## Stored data
|---|
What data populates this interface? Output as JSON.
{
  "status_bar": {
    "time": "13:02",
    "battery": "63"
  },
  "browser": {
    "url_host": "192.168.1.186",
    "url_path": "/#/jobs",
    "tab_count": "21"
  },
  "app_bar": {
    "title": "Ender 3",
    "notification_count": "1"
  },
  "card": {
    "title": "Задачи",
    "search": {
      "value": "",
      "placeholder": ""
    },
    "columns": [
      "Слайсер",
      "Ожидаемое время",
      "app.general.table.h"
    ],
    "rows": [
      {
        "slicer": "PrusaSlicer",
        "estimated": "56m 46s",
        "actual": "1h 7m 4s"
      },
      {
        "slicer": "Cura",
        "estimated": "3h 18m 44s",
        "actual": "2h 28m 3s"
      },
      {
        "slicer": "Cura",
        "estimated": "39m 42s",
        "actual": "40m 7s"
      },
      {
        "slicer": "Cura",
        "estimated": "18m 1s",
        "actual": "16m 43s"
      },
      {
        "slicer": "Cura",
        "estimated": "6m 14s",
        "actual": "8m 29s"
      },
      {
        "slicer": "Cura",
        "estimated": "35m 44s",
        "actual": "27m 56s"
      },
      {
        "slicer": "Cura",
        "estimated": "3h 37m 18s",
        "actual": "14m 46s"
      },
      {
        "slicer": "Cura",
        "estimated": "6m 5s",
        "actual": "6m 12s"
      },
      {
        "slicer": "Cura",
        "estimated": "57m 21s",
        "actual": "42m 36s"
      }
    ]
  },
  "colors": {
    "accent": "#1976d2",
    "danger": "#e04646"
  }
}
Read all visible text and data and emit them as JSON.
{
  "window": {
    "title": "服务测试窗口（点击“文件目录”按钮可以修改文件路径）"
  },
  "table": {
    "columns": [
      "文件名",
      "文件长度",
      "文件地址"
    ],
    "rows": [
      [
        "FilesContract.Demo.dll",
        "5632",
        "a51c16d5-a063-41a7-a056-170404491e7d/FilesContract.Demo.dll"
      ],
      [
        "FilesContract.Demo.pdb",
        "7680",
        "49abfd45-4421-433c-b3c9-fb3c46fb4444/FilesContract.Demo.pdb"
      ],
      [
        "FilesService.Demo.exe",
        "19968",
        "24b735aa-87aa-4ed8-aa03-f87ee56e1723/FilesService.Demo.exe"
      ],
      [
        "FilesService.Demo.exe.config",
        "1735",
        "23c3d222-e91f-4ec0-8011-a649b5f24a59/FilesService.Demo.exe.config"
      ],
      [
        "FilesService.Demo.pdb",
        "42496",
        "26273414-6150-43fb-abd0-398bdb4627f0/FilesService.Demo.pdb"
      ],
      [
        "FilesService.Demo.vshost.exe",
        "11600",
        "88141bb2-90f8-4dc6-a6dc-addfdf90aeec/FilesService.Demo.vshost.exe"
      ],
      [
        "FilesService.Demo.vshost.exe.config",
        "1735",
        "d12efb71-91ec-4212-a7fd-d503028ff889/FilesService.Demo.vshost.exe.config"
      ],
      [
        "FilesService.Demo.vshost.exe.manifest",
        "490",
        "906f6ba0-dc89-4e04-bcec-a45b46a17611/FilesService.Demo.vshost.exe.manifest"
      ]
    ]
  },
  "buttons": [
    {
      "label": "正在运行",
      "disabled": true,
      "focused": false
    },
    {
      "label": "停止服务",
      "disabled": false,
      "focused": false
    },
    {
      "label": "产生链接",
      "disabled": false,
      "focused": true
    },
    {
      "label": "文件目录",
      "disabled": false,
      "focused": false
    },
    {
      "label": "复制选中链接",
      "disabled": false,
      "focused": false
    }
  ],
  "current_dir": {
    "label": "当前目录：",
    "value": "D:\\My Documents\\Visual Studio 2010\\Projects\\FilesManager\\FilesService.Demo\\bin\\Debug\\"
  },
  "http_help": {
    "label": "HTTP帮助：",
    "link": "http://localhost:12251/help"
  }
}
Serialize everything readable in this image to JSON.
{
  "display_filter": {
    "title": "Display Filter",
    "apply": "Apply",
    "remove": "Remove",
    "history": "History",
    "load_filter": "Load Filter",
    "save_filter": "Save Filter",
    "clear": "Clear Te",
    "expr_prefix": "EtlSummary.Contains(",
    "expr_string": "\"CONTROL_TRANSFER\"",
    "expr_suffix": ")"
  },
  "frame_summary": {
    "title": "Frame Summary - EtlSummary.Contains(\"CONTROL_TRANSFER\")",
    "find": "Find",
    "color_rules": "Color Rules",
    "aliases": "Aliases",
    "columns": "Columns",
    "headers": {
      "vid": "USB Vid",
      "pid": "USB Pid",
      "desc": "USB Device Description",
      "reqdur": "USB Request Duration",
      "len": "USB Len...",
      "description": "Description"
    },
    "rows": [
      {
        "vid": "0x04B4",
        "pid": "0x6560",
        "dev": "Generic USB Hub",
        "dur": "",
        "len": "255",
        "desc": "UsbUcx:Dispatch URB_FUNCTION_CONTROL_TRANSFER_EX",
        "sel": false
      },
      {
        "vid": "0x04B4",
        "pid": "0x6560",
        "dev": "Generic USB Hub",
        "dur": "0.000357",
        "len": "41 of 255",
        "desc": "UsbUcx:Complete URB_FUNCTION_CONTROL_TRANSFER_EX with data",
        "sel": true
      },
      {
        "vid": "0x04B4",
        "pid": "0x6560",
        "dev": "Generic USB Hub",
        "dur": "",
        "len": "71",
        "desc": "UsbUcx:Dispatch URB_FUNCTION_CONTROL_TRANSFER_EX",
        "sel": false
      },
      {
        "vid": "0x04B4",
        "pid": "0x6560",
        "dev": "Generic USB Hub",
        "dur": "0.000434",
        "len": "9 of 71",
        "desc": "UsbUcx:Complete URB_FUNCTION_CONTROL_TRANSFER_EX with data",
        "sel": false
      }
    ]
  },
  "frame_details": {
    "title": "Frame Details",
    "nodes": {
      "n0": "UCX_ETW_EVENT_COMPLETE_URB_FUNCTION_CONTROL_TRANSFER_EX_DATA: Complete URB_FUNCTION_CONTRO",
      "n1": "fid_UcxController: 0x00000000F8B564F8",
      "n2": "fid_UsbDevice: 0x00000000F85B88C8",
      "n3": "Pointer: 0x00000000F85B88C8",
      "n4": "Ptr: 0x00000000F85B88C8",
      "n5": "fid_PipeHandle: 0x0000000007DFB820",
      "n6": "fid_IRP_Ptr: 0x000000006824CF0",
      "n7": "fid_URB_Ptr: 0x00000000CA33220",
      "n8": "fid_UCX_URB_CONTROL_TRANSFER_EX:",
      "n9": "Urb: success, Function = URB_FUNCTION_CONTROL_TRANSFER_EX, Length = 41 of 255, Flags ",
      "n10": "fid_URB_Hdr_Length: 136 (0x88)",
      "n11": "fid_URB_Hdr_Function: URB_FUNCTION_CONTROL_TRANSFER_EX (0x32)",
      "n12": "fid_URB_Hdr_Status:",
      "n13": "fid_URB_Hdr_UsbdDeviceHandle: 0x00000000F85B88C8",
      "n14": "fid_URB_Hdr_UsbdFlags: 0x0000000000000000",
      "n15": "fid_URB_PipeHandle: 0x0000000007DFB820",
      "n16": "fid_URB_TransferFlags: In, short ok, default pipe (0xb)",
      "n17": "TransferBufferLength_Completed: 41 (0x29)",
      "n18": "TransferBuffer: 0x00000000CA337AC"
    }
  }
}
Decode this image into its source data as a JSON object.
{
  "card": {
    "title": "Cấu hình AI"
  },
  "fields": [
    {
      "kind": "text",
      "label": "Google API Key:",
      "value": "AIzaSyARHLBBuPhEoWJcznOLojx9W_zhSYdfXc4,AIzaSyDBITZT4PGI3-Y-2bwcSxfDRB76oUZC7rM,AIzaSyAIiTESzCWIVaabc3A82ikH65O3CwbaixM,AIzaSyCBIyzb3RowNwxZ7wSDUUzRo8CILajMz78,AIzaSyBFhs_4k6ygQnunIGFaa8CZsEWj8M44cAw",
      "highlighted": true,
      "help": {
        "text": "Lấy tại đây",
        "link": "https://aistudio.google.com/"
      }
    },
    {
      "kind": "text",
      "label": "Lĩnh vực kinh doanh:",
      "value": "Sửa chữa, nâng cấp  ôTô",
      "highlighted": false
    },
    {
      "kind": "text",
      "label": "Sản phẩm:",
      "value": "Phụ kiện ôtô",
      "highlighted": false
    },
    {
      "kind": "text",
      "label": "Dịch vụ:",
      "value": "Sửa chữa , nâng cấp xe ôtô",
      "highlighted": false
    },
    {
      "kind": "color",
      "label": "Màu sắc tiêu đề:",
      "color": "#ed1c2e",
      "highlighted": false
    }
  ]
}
|---|
## Task goal
Among the lines above, how many contain the string "vshost"? State the number alone.

## The output
6